**SHORT EXERCISE**
Reproduce the listing below exactly. Pictures do not belong in the copy.

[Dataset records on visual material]
* * *
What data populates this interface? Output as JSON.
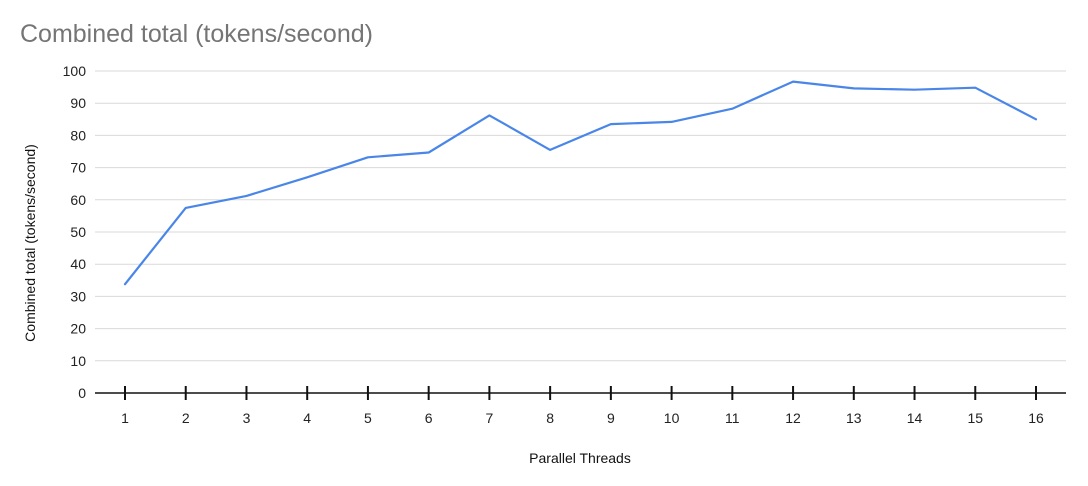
{
  "chart_data": {
    "type": "line",
    "title": "Combined total (tokens/second)",
    "xlabel": "Parallel Threads",
    "ylabel": "Combined total (tokens/second)",
    "categories": [
      "1",
      "2",
      "3",
      "4",
      "5",
      "6",
      "7",
      "8",
      "9",
      "10",
      "11",
      "12",
      "13",
      "14",
      "15",
      "16"
    ],
    "series": [
      {
        "values": [
          33.8,
          57.5,
          61.2,
          67.0,
          73.2,
          74.7,
          86.2,
          75.5,
          83.5,
          84.2,
          88.3,
          96.7,
          94.6,
          94.2,
          94.8,
          85.0
        ],
        "color": "#4a86e8"
      }
    ],
    "ylim": [
      0,
      100
    ],
    "yticks": [
      0,
      10,
      20,
      30,
      40,
      50,
      60,
      70,
      80,
      90,
      100
    ],
    "grid": true,
    "legend": "none"
  }
}
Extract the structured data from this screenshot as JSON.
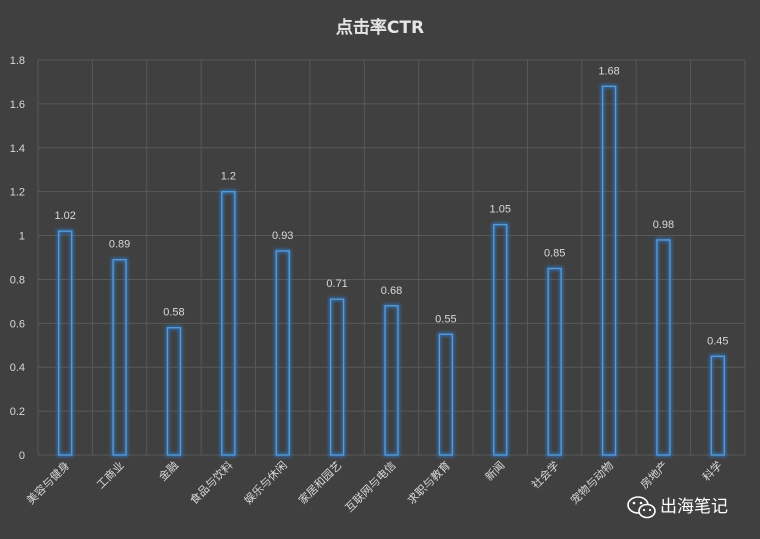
{
  "chart_data": {
    "type": "bar",
    "title": "点击率CTR",
    "categories": [
      "美容与健身",
      "工商业",
      "金融",
      "食品与饮料",
      "娱乐与休闲",
      "家居和园艺",
      "互联网与电信",
      "求职与教育",
      "新闻",
      "社会学",
      "宠物与动物",
      "房地产",
      "科学"
    ],
    "values": [
      1.02,
      0.89,
      0.58,
      1.2,
      0.93,
      0.71,
      0.68,
      0.55,
      1.05,
      0.85,
      1.68,
      0.98,
      0.45
    ],
    "data_labels": [
      "1.02",
      "0.89",
      "0.58",
      "1.2",
      "0.93",
      "0.71",
      "0.68",
      "0.55",
      "1.05",
      "0.85",
      "1.68",
      "0.98",
      "0.45"
    ],
    "yticks": [
      "0",
      "0.2",
      "0.4",
      "0.6",
      "0.8",
      "1",
      "1.2",
      "1.4",
      "1.6",
      "1.8"
    ],
    "ylim": [
      0,
      1.8
    ],
    "xlabel": "",
    "ylabel": "",
    "grid": true,
    "legend": "none"
  },
  "watermark": {
    "text": "出海笔记",
    "icon": "wechat-icon"
  },
  "colors": {
    "background": "#404040",
    "bar_stroke": "#5b9bd5",
    "bar_glow": "#2f6fb3",
    "grid": "#595959",
    "text": "#d9d9d9"
  }
}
* * *
**RESULT OF THE EXERCISE**
What data populates this interface? Output as JSON.
{
  "chart_data": {
    "type": "line",
    "title": "Combined total (tokens/second)",
    "xlabel": "Parallel Threads",
    "ylabel": "Combined total (tokens/second)",
    "categories": [
      "1",
      "2",
      "3",
      "4",
      "5",
      "6",
      "7",
      "8",
      "9",
      "10",
      "11",
      "12",
      "13",
      "14",
      "15",
      "16"
    ],
    "series": [
      {
        "values": [
          33.8,
          57.5,
          61.2,
          67.0,
          73.2,
          74.7,
          86.2,
          75.5,
          83.5,
          84.2,
          88.3,
          96.7,
          94.6,
          94.2,
          94.8,
          85.0
        ],
        "color": "#4a86e8"
      }
    ],
    "ylim": [
      0,
      100
    ],
    "yticks": [
      0,
      10,
      20,
      30,
      40,
      50,
      60,
      70,
      80,
      90,
      100
    ],
    "grid": true,
    "legend": "none"
  }
}
Extract the structured data from this screenshot as JSON.
{
  "chart_data": {
    "type": "bar",
    "title": "点击率CTR",
    "categories": [
      "美容与健身",
      "工商业",
      "金融",
      "食品与饮料",
      "娱乐与休闲",
      "家居和园艺",
      "互联网与电信",
      "求职与教育",
      "新闻",
      "社会学",
      "宠物与动物",
      "房地产",
      "科学"
    ],
    "values": [
      1.02,
      0.89,
      0.58,
      1.2,
      0.93,
      0.71,
      0.68,
      0.55,
      1.05,
      0.85,
      1.68,
      0.98,
      0.45
    ],
    "data_labels": [
      "1.02",
      "0.89",
      "0.58",
      "1.2",
      "0.93",
      "0.71",
      "0.68",
      "0.55",
      "1.05",
      "0.85",
      "1.68",
      "0.98",
      "0.45"
    ],
    "yticks": [
      "0",
      "0.2",
      "0.4",
      "0.6",
      "0.8",
      "1",
      "1.2",
      "1.4",
      "1.6",
      "1.8"
    ],
    "ylim": [
      0,
      1.8
    ],
    "xlabel": "",
    "ylabel": "",
    "grid": true,
    "legend": "none"
  },
  "watermark": {
    "text": "出海笔记",
    "icon": "wechat-icon"
  },
  "colors": {
    "background": "#404040",
    "bar_stroke": "#5b9bd5",
    "bar_glow": "#2f6fb3",
    "grid": "#595959",
    "text": "#d9d9d9"
  }
}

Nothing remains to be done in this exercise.